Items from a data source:

==============================

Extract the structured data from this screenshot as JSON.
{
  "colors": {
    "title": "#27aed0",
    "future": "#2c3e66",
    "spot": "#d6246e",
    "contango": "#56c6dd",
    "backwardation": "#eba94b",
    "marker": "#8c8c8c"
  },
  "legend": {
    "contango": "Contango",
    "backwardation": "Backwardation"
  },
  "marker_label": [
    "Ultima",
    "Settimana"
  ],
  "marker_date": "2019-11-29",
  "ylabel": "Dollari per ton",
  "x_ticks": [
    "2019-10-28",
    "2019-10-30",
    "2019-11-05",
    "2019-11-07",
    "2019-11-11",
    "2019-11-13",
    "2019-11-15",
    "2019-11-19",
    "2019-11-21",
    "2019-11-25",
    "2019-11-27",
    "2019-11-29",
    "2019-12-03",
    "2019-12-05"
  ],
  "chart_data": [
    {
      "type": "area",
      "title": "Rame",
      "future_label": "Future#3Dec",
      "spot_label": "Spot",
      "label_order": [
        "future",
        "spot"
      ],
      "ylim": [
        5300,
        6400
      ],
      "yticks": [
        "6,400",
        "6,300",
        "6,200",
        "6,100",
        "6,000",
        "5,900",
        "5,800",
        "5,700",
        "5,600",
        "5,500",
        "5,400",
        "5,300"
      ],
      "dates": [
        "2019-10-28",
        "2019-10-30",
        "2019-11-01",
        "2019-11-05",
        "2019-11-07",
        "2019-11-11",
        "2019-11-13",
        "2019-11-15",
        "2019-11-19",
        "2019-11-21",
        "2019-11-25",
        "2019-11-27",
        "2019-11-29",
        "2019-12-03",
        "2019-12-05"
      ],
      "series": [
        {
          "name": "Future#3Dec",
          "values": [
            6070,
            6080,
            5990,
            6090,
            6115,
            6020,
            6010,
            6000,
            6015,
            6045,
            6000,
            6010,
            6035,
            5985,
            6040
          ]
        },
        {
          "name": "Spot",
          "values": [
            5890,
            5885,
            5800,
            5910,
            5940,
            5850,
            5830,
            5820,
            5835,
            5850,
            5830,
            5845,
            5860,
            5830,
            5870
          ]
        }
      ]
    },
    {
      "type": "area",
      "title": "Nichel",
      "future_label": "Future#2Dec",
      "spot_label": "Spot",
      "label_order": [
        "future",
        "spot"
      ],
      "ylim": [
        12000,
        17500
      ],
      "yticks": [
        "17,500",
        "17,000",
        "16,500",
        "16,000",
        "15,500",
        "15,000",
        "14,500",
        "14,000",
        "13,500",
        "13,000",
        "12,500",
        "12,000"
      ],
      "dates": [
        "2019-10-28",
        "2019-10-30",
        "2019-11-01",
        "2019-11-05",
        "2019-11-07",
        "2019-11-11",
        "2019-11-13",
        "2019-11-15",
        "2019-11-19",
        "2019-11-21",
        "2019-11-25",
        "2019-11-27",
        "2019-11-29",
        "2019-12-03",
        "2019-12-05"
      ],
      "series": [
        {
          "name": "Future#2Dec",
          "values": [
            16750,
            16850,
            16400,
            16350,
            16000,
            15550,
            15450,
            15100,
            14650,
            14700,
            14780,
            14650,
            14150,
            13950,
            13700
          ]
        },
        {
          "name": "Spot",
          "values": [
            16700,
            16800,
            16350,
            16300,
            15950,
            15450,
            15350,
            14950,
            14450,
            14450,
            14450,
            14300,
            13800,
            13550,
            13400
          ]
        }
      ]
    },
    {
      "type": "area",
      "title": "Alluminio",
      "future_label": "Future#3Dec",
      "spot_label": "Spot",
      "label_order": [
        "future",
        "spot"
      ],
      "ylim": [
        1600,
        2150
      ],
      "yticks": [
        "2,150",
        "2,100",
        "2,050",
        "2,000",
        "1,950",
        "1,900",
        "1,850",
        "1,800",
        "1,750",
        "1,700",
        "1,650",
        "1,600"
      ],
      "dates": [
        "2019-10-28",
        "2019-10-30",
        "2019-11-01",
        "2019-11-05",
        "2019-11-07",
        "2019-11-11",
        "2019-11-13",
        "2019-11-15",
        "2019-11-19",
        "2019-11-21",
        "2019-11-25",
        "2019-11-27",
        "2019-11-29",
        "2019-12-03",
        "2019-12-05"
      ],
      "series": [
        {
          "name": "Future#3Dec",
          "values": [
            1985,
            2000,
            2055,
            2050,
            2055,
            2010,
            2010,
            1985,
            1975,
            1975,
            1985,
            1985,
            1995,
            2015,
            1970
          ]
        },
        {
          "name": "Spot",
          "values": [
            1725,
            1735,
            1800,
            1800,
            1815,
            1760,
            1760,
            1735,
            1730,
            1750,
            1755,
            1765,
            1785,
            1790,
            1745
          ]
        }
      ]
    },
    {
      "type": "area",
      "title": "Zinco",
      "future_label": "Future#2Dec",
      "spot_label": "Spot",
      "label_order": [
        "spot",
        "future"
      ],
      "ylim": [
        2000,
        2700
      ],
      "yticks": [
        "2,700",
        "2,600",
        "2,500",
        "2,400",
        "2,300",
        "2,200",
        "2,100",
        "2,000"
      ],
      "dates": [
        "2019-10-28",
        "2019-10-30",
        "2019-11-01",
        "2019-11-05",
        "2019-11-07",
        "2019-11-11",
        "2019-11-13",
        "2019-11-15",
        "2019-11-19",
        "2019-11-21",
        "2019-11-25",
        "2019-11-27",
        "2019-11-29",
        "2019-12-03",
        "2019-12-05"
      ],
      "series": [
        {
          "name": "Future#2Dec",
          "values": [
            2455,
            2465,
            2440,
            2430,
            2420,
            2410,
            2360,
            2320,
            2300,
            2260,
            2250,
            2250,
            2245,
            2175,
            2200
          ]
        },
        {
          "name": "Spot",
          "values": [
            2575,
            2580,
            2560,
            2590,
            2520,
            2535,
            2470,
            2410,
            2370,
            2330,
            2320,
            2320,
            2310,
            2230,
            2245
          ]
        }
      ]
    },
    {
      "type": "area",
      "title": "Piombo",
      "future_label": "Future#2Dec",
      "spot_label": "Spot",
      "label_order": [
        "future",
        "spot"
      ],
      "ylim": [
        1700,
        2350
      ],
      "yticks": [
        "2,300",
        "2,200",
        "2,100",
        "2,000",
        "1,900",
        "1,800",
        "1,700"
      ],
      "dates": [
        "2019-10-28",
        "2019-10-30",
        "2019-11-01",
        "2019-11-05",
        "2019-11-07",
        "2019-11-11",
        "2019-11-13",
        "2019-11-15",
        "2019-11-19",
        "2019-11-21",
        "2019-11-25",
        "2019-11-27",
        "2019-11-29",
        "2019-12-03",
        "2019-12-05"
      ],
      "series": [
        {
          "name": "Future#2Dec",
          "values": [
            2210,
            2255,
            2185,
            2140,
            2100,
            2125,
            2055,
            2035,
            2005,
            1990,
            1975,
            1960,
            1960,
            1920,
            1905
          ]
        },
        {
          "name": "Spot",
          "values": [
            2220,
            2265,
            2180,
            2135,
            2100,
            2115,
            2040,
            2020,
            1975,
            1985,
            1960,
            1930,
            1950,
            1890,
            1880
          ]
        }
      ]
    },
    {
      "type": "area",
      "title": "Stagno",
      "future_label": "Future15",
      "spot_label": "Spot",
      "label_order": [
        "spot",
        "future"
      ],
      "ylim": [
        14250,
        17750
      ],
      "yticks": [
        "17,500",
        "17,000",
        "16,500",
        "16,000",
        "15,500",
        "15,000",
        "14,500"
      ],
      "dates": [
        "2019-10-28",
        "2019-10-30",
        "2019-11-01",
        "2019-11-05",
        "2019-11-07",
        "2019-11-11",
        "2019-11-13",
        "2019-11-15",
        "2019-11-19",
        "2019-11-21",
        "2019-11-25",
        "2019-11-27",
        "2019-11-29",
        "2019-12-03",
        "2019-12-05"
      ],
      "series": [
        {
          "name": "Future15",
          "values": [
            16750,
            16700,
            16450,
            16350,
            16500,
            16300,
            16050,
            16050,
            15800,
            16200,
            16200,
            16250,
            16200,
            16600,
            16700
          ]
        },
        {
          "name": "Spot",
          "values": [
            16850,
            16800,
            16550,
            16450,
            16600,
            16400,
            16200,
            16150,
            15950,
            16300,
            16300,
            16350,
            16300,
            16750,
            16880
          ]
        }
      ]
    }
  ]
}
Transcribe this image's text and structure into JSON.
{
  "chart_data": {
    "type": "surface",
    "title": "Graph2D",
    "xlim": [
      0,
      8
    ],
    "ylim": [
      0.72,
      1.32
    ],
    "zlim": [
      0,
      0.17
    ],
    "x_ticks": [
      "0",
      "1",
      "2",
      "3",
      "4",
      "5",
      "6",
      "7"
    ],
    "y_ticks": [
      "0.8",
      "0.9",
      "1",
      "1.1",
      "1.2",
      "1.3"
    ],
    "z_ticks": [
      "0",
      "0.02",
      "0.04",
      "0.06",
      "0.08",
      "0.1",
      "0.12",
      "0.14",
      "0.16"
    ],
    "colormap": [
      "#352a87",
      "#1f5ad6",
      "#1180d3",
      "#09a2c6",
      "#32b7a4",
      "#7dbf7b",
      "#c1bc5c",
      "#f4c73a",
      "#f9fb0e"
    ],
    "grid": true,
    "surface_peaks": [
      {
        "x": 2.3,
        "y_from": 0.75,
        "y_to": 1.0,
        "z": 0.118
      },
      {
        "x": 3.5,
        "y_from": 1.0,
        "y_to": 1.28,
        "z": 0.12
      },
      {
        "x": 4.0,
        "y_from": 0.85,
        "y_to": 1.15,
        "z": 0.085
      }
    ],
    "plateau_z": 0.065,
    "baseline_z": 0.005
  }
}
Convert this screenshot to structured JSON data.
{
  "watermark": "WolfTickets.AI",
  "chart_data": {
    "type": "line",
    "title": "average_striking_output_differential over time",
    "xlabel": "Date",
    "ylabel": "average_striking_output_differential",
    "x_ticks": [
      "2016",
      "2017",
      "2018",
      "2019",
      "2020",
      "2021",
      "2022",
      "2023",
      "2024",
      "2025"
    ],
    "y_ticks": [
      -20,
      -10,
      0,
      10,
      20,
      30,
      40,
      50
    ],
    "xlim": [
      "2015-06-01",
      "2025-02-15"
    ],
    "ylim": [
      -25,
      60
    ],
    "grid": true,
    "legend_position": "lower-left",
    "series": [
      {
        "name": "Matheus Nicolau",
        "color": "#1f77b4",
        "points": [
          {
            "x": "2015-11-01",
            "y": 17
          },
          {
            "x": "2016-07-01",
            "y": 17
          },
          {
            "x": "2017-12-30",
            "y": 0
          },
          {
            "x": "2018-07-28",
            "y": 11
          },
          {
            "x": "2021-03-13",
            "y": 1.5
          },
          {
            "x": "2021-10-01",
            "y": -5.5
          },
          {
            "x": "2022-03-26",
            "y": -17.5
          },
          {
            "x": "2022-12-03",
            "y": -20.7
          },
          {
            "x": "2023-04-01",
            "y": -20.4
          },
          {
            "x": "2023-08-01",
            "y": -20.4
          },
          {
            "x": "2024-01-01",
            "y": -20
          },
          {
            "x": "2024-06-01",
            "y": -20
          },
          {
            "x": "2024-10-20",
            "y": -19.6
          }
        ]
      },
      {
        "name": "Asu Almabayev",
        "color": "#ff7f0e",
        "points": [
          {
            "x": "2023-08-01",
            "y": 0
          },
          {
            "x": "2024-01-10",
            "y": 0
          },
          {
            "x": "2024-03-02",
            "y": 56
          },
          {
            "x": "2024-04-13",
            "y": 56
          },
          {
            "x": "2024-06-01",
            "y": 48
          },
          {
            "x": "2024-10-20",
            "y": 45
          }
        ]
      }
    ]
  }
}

==============================

__Exercise instructions__
Gather each line holding the string "contango".

__Exercise response__
    "contango": "#56c6dd",
    "contango": "Contango",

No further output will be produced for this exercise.